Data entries
------------------------------------------------
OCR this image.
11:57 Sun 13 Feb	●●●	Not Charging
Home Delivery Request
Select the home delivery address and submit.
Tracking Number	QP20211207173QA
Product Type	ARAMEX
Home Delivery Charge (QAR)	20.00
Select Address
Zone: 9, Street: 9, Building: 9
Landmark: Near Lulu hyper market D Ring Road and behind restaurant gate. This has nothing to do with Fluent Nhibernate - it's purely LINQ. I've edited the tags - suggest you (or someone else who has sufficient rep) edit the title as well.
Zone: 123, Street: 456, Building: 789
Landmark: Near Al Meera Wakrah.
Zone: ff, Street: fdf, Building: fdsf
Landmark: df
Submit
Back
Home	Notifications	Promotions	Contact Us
------------------------------------------------
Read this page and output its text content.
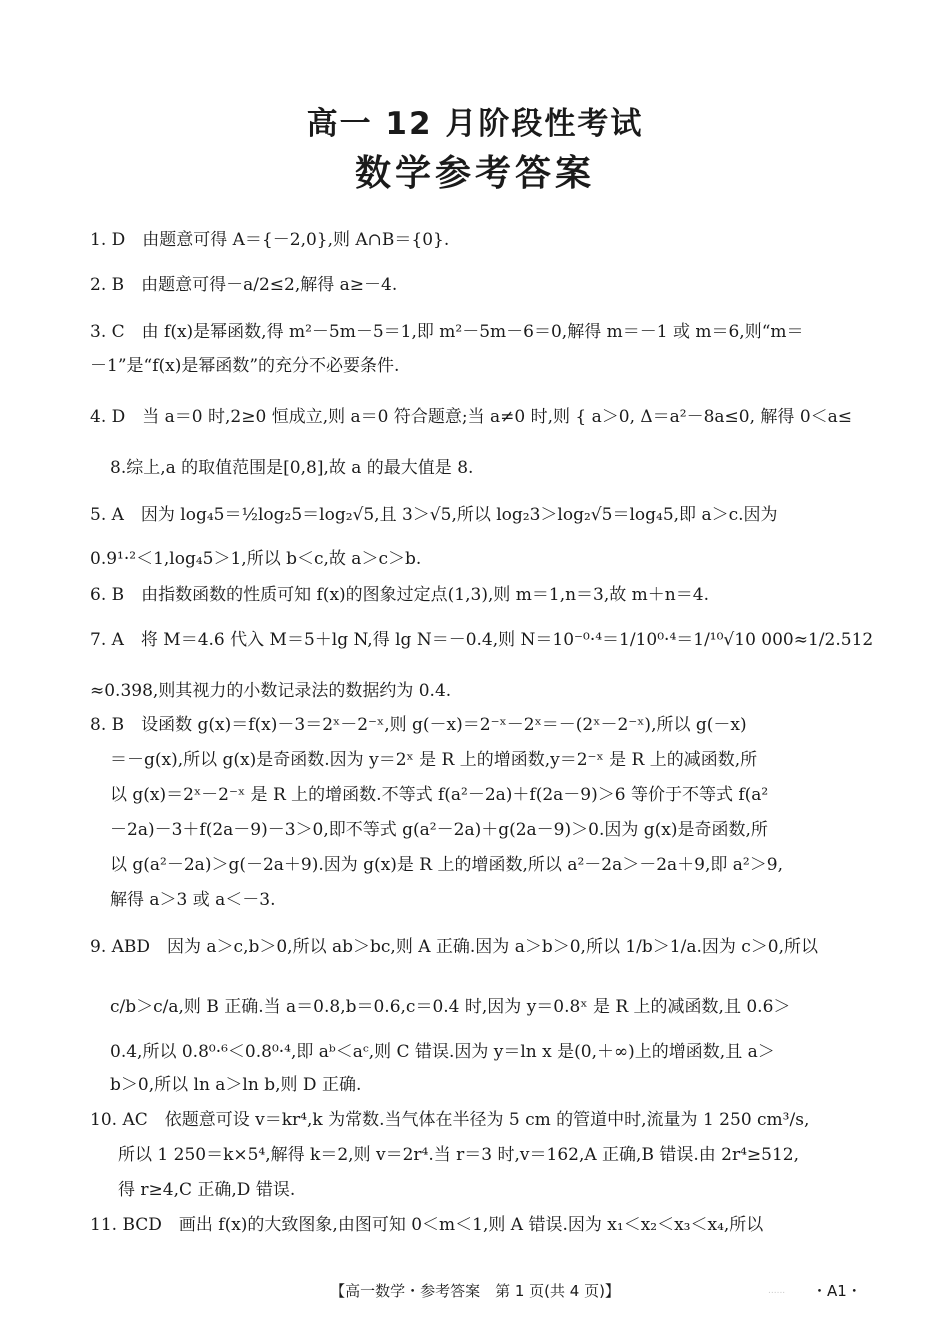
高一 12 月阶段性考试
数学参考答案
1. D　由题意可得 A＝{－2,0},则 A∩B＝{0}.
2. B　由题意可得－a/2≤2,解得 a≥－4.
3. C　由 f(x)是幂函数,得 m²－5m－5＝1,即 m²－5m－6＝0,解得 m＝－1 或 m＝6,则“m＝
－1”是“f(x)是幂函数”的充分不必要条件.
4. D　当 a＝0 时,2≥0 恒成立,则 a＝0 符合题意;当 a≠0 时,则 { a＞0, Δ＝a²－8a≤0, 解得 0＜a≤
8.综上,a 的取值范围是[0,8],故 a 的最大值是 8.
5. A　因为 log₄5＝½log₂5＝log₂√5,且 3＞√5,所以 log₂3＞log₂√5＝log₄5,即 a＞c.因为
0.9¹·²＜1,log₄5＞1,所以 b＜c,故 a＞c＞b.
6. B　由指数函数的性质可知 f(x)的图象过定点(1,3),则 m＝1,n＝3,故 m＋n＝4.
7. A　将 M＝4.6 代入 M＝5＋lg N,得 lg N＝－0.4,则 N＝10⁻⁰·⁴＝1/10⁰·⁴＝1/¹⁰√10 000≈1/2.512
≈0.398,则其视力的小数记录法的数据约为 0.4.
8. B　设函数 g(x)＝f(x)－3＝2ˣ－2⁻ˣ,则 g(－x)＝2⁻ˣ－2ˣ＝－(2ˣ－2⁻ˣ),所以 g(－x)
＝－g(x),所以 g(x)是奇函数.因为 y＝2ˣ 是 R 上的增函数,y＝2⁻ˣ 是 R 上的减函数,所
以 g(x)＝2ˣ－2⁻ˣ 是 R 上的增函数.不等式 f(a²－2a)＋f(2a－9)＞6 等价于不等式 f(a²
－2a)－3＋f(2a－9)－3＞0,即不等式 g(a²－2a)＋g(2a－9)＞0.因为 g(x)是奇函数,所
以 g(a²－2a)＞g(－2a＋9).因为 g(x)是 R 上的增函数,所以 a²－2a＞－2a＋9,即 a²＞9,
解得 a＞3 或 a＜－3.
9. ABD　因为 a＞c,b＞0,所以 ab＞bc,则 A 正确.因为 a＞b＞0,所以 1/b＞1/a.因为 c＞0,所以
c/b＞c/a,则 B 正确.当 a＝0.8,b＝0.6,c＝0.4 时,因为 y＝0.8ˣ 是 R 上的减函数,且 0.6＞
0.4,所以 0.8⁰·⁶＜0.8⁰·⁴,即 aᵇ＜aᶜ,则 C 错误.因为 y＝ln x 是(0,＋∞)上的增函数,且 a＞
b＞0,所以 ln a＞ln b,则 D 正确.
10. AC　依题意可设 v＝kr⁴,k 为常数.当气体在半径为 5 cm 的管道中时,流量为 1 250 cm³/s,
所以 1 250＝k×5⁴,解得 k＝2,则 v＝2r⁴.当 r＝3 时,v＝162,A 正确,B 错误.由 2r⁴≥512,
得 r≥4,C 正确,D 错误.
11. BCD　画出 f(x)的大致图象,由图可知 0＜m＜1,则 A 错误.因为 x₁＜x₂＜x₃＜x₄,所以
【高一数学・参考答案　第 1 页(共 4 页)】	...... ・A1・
------------------------------------------------
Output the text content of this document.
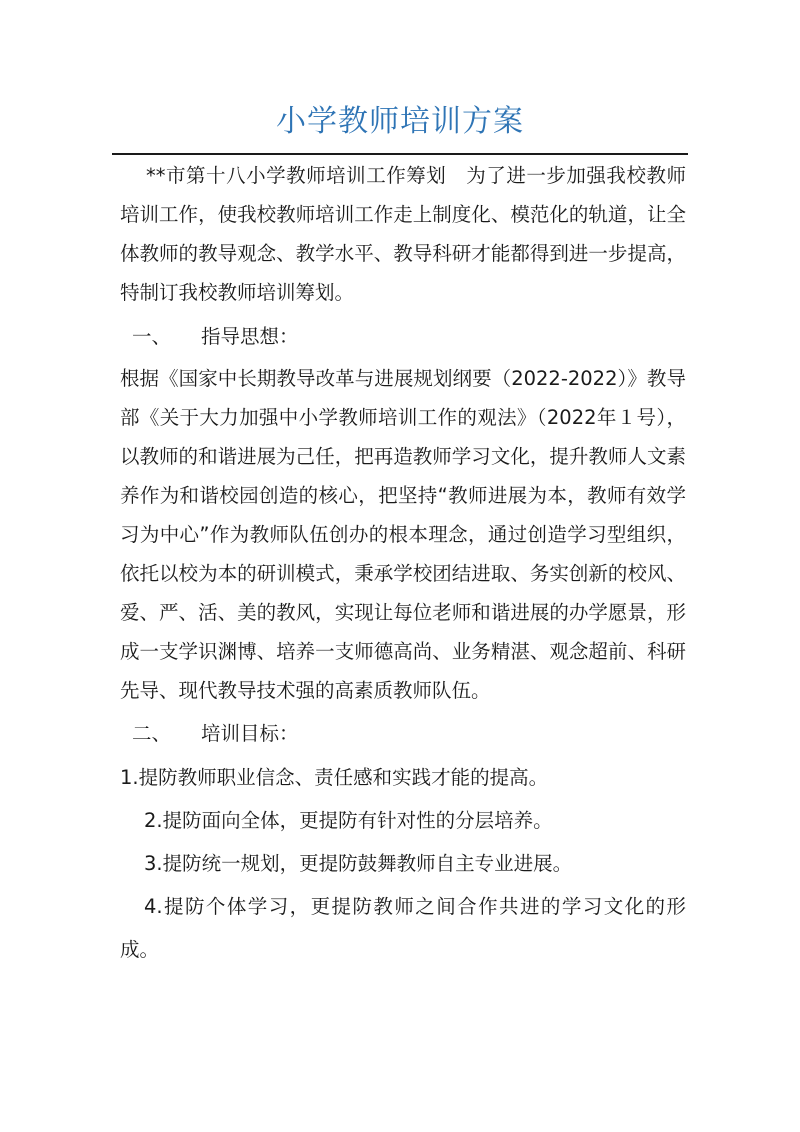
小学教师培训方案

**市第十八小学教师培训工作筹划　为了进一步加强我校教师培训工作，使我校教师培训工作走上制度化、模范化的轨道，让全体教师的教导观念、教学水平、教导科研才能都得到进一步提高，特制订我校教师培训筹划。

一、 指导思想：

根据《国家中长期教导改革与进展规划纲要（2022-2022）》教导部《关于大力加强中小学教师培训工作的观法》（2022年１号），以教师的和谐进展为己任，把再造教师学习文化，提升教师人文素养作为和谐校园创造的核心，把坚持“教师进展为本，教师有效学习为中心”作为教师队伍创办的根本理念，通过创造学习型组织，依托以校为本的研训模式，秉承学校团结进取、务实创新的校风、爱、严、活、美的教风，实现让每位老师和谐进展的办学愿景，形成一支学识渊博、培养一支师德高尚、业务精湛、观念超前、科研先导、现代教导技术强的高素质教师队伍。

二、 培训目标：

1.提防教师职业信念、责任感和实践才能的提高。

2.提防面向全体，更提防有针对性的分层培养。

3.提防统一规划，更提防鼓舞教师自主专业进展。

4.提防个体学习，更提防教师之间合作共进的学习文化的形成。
------------------------------------------------
Aim. Looking at the entries above, state how many lines contain "是幂函数"; give the number alone.

Task output. 2